Task description = Rewrite the items below, changing every "selection-handle" to "resize-handle" and leaving everything else as it is.
— start of Dataset entries —
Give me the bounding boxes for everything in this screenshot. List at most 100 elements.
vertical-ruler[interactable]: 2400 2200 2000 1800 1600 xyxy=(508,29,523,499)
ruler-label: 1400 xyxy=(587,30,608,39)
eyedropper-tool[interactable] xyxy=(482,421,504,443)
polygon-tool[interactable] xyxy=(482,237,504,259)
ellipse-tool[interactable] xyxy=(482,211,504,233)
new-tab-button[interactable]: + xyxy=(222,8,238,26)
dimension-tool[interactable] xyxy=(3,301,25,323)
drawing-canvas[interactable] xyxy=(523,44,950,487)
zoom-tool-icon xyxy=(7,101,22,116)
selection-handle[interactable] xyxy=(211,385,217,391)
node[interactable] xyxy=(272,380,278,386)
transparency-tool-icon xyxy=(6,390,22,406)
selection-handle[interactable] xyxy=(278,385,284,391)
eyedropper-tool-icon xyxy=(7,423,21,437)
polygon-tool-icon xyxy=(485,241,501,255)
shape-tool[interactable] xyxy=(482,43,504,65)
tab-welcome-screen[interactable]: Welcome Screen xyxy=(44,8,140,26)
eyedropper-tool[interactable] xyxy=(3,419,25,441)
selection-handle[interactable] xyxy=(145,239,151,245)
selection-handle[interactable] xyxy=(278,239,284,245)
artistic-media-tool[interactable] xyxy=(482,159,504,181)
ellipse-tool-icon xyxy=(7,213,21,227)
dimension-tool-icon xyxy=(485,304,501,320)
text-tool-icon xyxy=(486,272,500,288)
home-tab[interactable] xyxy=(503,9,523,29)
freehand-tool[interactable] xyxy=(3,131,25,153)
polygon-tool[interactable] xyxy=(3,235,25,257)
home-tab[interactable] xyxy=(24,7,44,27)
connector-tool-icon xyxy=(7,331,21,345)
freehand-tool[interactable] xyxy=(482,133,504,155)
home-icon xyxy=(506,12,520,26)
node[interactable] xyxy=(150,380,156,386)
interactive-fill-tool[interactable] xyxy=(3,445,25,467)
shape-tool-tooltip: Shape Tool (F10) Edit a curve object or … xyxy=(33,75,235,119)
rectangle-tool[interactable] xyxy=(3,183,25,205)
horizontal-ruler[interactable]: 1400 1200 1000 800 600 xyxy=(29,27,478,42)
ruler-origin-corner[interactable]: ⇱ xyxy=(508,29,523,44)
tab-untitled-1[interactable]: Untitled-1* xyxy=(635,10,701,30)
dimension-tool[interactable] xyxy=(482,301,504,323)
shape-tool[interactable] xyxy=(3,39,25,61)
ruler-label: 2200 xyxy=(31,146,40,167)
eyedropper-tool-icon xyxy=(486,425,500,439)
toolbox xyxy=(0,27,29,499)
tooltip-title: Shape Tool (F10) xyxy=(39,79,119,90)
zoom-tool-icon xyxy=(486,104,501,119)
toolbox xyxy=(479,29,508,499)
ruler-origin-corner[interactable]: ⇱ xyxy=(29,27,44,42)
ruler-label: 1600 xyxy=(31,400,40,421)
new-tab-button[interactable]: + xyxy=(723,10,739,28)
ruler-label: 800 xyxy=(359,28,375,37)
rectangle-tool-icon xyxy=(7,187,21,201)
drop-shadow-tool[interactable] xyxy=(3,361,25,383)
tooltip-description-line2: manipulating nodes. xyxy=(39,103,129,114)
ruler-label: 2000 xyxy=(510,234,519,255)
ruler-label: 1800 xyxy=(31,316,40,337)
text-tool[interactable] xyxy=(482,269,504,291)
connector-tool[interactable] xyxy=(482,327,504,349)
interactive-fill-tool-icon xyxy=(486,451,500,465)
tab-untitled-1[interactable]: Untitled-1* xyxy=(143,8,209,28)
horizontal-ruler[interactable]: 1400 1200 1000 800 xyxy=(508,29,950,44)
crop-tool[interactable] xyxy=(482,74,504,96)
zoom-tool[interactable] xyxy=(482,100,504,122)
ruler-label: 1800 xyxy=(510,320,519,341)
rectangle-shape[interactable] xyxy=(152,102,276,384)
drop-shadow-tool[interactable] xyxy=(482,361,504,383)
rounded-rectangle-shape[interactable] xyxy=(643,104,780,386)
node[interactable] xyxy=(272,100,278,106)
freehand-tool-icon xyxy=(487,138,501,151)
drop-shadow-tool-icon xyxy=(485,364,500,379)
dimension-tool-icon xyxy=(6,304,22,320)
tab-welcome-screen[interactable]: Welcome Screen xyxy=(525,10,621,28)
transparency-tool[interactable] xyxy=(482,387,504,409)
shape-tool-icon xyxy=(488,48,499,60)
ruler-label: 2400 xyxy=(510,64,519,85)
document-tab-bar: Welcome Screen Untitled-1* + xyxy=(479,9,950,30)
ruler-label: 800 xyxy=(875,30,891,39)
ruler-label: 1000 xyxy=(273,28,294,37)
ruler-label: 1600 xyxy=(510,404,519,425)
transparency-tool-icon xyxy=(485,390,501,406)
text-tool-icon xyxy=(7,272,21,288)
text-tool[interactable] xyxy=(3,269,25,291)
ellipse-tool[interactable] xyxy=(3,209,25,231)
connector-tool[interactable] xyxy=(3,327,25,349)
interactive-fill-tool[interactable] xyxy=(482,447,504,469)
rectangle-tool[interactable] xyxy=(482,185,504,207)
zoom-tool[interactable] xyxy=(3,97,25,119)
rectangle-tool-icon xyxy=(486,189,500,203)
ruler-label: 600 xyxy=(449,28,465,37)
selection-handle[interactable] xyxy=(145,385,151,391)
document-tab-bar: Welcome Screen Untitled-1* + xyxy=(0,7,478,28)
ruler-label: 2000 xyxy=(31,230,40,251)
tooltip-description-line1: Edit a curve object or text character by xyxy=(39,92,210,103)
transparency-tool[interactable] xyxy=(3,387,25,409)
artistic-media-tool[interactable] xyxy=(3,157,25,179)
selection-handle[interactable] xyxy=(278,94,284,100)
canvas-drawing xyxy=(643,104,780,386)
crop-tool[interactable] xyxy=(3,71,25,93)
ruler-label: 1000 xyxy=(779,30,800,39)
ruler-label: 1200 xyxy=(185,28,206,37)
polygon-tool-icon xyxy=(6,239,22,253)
— end of Dataset entries —
Response =
Give me the bounding boxes for everything in this screenshot. List at most 100 elements.
vertical-ruler[interactable]: 2400 2200 2000 1800 1600 xyxy=(508,29,523,499)
ruler-label: 1400 xyxy=(587,30,608,39)
eyedropper-tool[interactable] xyxy=(482,421,504,443)
polygon-tool[interactable] xyxy=(482,237,504,259)
ellipse-tool[interactable] xyxy=(482,211,504,233)
new-tab-button[interactable]: + xyxy=(222,8,238,26)
dimension-tool[interactable] xyxy=(3,301,25,323)
drawing-canvas[interactable] xyxy=(523,44,950,487)
zoom-tool-icon xyxy=(7,101,22,116)
resize-handle[interactable] xyxy=(211,385,217,391)
node[interactable] xyxy=(272,380,278,386)
transparency-tool-icon xyxy=(6,390,22,406)
resize-handle[interactable] xyxy=(278,385,284,391)
eyedropper-tool-icon xyxy=(7,423,21,437)
polygon-tool-icon xyxy=(485,241,501,255)
shape-tool[interactable] xyxy=(482,43,504,65)
tab-welcome-screen[interactable]: Welcome Screen xyxy=(44,8,140,26)
eyedropper-tool[interactable] xyxy=(3,419,25,441)
resize-handle[interactable] xyxy=(145,239,151,245)
resize-handle[interactable] xyxy=(278,239,284,245)
artistic-media-tool[interactable] xyxy=(482,159,504,181)
ellipse-tool-icon xyxy=(7,213,21,227)
dimension-tool-icon xyxy=(485,304,501,320)
text-tool-icon xyxy=(486,272,500,288)
home-tab[interactable] xyxy=(503,9,523,29)
freehand-tool[interactable] xyxy=(3,131,25,153)
polygon-tool[interactable] xyxy=(3,235,25,257)
home-tab[interactable] xyxy=(24,7,44,27)
connector-tool-icon xyxy=(7,331,21,345)
freehand-tool[interactable] xyxy=(482,133,504,155)
home-icon xyxy=(506,12,520,26)
node[interactable] xyxy=(150,380,156,386)
interactive-fill-tool[interactable] xyxy=(3,445,25,467)
shape-tool-tooltip: Shape Tool (F10) Edit a curve object or … xyxy=(33,75,235,119)
rectangle-tool[interactable] xyxy=(3,183,25,205)
horizontal-ruler[interactable]: 1400 1200 1000 800 600 xyxy=(29,27,478,42)
ruler-origin-corner[interactable]: ⇱ xyxy=(508,29,523,44)
tab-untitled-1[interactable]: Untitled-1* xyxy=(635,10,701,30)
dimension-tool[interactable] xyxy=(482,301,504,323)
shape-tool[interactable] xyxy=(3,39,25,61)
ruler-label: 2200 xyxy=(31,146,40,167)
eyedropper-tool-icon xyxy=(486,425,500,439)
toolbox xyxy=(0,27,29,499)
tooltip-title: Shape Tool (F10) xyxy=(39,79,119,90)
zoom-tool-icon xyxy=(486,104,501,119)
toolbox xyxy=(479,29,508,499)
ruler-origin-corner[interactable]: ⇱ xyxy=(29,27,44,42)
ruler-label: 1600 xyxy=(31,400,40,421)
new-tab-button[interactable]: + xyxy=(723,10,739,28)
ruler-label: 800 xyxy=(359,28,375,37)
rectangle-tool-icon xyxy=(7,187,21,201)
drop-shadow-tool[interactable] xyxy=(3,361,25,383)
tooltip-description-line2: manipulating nodes. xyxy=(39,103,129,114)
ruler-label: 2000 xyxy=(510,234,519,255)
ruler-label: 1800 xyxy=(31,316,40,337)
text-tool[interactable] xyxy=(482,269,504,291)
connector-tool[interactable] xyxy=(482,327,504,349)
interactive-fill-tool-icon xyxy=(486,451,500,465)
tab-untitled-1[interactable]: Untitled-1* xyxy=(143,8,209,28)
horizontal-ruler[interactable]: 1400 1200 1000 800 xyxy=(508,29,950,44)
crop-tool[interactable] xyxy=(482,74,504,96)
zoom-tool[interactable] xyxy=(482,100,504,122)
ruler-label: 1800 xyxy=(510,320,519,341)
rectangle-shape[interactable] xyxy=(152,102,276,384)
drop-shadow-tool[interactable] xyxy=(482,361,504,383)
rounded-rectangle-shape[interactable] xyxy=(643,104,780,386)
node[interactable] xyxy=(272,100,278,106)
freehand-tool-icon xyxy=(487,138,501,151)
drop-shadow-tool-icon xyxy=(485,364,500,379)
dimension-tool-icon xyxy=(6,304,22,320)
tab-welcome-screen[interactable]: Welcome Screen xyxy=(525,10,621,28)
transparency-tool[interactable] xyxy=(482,387,504,409)
shape-tool-icon xyxy=(488,48,499,60)
ruler-label: 2400 xyxy=(510,64,519,85)
document-tab-bar: Welcome Screen Untitled-1* + xyxy=(479,9,950,30)
ruler-label: 800 xyxy=(875,30,891,39)
ruler-label: 1000 xyxy=(273,28,294,37)
ruler-label: 1600 xyxy=(510,404,519,425)
transparency-tool-icon xyxy=(485,390,501,406)
text-tool-icon xyxy=(7,272,21,288)
text-tool[interactable] xyxy=(3,269,25,291)
ellipse-tool[interactable] xyxy=(3,209,25,231)
connector-tool[interactable] xyxy=(3,327,25,349)
interactive-fill-tool[interactable] xyxy=(482,447,504,469)
rectangle-tool[interactable] xyxy=(482,185,504,207)
zoom-tool[interactable] xyxy=(3,97,25,119)
rectangle-tool-icon xyxy=(486,189,500,203)
ruler-label: 600 xyxy=(449,28,465,37)
resize-handle[interactable] xyxy=(145,385,151,391)
document-tab-bar: Welcome Screen Untitled-1* + xyxy=(0,7,478,28)
ruler-label: 2000 xyxy=(31,230,40,251)
tooltip-description-line1: Edit a curve object or text character by xyxy=(39,92,210,103)
transparency-tool[interactable] xyxy=(3,387,25,409)
artistic-media-tool[interactable] xyxy=(3,157,25,179)
resize-handle[interactable] xyxy=(278,94,284,100)
canvas-drawing xyxy=(643,104,780,386)
crop-tool[interactable] xyxy=(3,71,25,93)
ruler-label: 1000 xyxy=(779,30,800,39)
ruler-label: 1200 xyxy=(185,28,206,37)
polygon-tool-icon xyxy=(6,239,22,253)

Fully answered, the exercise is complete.